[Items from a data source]
##############################
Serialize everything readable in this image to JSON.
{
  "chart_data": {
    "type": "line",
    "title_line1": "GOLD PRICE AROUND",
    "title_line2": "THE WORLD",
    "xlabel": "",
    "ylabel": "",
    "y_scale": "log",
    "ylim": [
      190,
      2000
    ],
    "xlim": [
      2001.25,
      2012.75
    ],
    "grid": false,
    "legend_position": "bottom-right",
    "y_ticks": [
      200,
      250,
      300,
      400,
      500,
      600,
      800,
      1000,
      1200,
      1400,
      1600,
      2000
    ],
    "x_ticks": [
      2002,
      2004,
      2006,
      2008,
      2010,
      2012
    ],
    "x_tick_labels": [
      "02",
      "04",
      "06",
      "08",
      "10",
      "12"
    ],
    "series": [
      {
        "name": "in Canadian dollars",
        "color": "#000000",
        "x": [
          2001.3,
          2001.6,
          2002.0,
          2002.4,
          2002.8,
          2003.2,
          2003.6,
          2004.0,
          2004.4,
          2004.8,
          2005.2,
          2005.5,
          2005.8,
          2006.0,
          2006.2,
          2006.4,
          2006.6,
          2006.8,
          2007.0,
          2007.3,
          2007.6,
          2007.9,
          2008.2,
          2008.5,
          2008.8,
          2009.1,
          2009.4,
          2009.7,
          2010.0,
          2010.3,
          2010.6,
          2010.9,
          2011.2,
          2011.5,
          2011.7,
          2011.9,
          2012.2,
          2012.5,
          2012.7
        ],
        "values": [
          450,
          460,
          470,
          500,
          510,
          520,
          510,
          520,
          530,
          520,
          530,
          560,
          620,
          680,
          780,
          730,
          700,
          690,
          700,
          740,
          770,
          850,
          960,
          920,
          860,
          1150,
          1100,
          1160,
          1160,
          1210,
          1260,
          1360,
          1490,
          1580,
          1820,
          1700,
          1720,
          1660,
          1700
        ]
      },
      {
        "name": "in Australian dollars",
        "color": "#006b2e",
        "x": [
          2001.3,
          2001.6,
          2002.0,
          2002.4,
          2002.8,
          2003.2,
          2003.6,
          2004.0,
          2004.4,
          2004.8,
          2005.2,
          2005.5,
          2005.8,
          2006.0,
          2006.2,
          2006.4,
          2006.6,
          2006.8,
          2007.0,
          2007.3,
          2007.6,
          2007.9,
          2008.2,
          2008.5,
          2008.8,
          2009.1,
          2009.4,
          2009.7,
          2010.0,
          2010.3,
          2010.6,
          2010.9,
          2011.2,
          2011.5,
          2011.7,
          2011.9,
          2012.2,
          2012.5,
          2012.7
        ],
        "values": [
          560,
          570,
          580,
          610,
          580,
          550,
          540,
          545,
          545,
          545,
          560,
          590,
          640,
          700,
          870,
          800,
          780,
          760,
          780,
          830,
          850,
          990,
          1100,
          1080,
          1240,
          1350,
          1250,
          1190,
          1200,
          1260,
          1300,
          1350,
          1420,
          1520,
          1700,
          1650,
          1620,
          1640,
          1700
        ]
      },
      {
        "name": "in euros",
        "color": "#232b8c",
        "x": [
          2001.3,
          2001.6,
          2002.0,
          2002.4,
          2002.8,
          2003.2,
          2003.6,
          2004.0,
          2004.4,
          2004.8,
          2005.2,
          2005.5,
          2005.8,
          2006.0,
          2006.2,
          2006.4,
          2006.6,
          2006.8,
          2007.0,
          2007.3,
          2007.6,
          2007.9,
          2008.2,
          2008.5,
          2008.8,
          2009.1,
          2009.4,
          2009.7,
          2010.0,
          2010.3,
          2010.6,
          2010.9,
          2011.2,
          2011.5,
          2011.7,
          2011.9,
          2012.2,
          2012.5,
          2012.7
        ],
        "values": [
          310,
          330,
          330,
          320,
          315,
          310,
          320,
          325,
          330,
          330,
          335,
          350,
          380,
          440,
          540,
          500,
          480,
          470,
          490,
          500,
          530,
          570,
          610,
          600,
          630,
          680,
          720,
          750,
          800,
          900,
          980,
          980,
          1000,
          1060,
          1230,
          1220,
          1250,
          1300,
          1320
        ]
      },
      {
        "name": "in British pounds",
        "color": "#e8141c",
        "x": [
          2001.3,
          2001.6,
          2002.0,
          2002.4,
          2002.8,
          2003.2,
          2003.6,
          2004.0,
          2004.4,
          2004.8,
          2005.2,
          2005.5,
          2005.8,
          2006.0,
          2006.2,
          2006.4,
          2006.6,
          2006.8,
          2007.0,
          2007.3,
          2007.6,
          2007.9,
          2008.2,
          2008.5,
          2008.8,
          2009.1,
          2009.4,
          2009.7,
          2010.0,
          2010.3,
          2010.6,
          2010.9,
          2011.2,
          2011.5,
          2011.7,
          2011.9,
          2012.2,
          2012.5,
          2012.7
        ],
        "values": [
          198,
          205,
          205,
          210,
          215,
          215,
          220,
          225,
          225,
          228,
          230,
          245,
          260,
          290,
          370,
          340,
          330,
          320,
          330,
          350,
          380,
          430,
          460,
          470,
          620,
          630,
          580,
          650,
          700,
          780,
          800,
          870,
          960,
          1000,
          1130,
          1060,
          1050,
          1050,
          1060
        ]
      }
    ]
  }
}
##############################
### Work required
The records above need to be transcribed in full. Keep every character unchanged.

### Solved problem
Serialize everything readable in this image to JSON.
{
  "chart_data": {
    "type": "line",
    "title_line1": "GOLD PRICE AROUND",
    "title_line2": "THE WORLD",
    "xlabel": "",
    "ylabel": "",
    "y_scale": "log",
    "ylim": [
      190,
      2000
    ],
    "xlim": [
      2001.25,
      2012.75
    ],
    "grid": false,
    "legend_position": "bottom-right",
    "y_ticks": [
      200,
      250,
      300,
      400,
      500,
      600,
      800,
      1000,
      1200,
      1400,
      1600,
      2000
    ],
    "x_ticks": [
      2002,
      2004,
      2006,
      2008,
      2010,
      2012
    ],
    "x_tick_labels": [
      "02",
      "04",
      "06",
      "08",
      "10",
      "12"
    ],
    "series": [
      {
        "name": "in Canadian dollars",
        "color": "#000000",
        "x": [
          2001.3,
          2001.6,
          2002.0,
          2002.4,
          2002.8,
          2003.2,
          2003.6,
          2004.0,
          2004.4,
          2004.8,
          2005.2,
          2005.5,
          2005.8,
          2006.0,
          2006.2,
          2006.4,
          2006.6,
          2006.8,
          2007.0,
          2007.3,
          2007.6,
          2007.9,
          2008.2,
          2008.5,
          2008.8,
          2009.1,
          2009.4,
          2009.7,
          2010.0,
          2010.3,
          2010.6,
          2010.9,
          2011.2,
          2011.5,
          2011.7,
          2011.9,
          2012.2,
          2012.5,
          2012.7
        ],
        "values": [
          450,
          460,
          470,
          500,
          510,
          520,
          510,
          520,
          530,
          520,
          530,
          560,
          620,
          680,
          780,
          730,
          700,
          690,
          700,
          740,
          770,
          850,
          960,
          920,
          860,
          1150,
          1100,
          1160,
          1160,
          1210,
          1260,
          1360,
          1490,
          1580,
          1820,
          1700,
          1720,
          1660,
          1700
        ]
      },
      {
        "name": "in Australian dollars",
        "color": "#006b2e",
        "x": [
          2001.3,
          2001.6,
          2002.0,
          2002.4,
          2002.8,
          2003.2,
          2003.6,
          2004.0,
          2004.4,
          2004.8,
          2005.2,
          2005.5,
          2005.8,
          2006.0,
          2006.2,
          2006.4,
          2006.6,
          2006.8,
          2007.0,
          2007.3,
          2007.6,
          2007.9,
          2008.2,
          2008.5,
          2008.8,
          2009.1,
          2009.4,
          2009.7,
          2010.0,
          2010.3,
          2010.6,
          2010.9,
          2011.2,
          2011.5,
          2011.7,
          2011.9,
          2012.2,
          2012.5,
          2012.7
        ],
        "values": [
          560,
          570,
          580,
          610,
          580,
          550,
          540,
          545,
          545,
          545,
          560,
          590,
          640,
          700,
          870,
          800,
          780,
          760,
          780,
          830,
          850,
          990,
          1100,
          1080,
          1240,
          1350,
          1250,
          1190,
          1200,
          1260,
          1300,
          1350,
          1420,
          1520,
          1700,
          1650,
          1620,
          1640,
          1700
        ]
      },
      {
        "name": "in euros",
        "color": "#232b8c",
        "x": [
          2001.3,
          2001.6,
          2002.0,
          2002.4,
          2002.8,
          2003.2,
          2003.6,
          2004.0,
          2004.4,
          2004.8,
          2005.2,
          2005.5,
          2005.8,
          2006.0,
          2006.2,
          2006.4,
          2006.6,
          2006.8,
          2007.0,
          2007.3,
          2007.6,
          2007.9,
          2008.2,
          2008.5,
          2008.8,
          2009.1,
          2009.4,
          2009.7,
          2010.0,
          2010.3,
          2010.6,
          2010.9,
          2011.2,
          2011.5,
          2011.7,
          2011.9,
          2012.2,
          2012.5,
          2012.7
        ],
        "values": [
          310,
          330,
          330,
          320,
          315,
          310,
          320,
          325,
          330,
          330,
          335,
          350,
          380,
          440,
          540,
          500,
          480,
          470,
          490,
          500,
          530,
          570,
          610,
          600,
          630,
          680,
          720,
          750,
          800,
          900,
          980,
          980,
          1000,
          1060,
          1230,
          1220,
          1250,
          1300,
          1320
        ]
      },
      {
        "name": "in British pounds",
        "color": "#e8141c",
        "x": [
          2001.3,
          2001.6,
          2002.0,
          2002.4,
          2002.8,
          2003.2,
          2003.6,
          2004.0,
          2004.4,
          2004.8,
          2005.2,
          2005.5,
          2005.8,
          2006.0,
          2006.2,
          2006.4,
          2006.6,
          2006.8,
          2007.0,
          2007.3,
          2007.6,
          2007.9,
          2008.2,
          2008.5,
          2008.8,
          2009.1,
          2009.4,
          2009.7,
          2010.0,
          2010.3,
          2010.6,
          2010.9,
          2011.2,
          2011.5,
          2011.7,
          2011.9,
          2012.2,
          2012.5,
          2012.7
        ],
        "values": [
          198,
          205,
          205,
          210,
          215,
          215,
          220,
          225,
          225,
          228,
          230,
          245,
          260,
          290,
          370,
          340,
          330,
          320,
          330,
          350,
          380,
          430,
          460,
          470,
          620,
          630,
          580,
          650,
          700,
          780,
          800,
          870,
          960,
          1000,
          1130,
          1060,
          1050,
          1050,
          1060
        ]
      }
    ]
  }
}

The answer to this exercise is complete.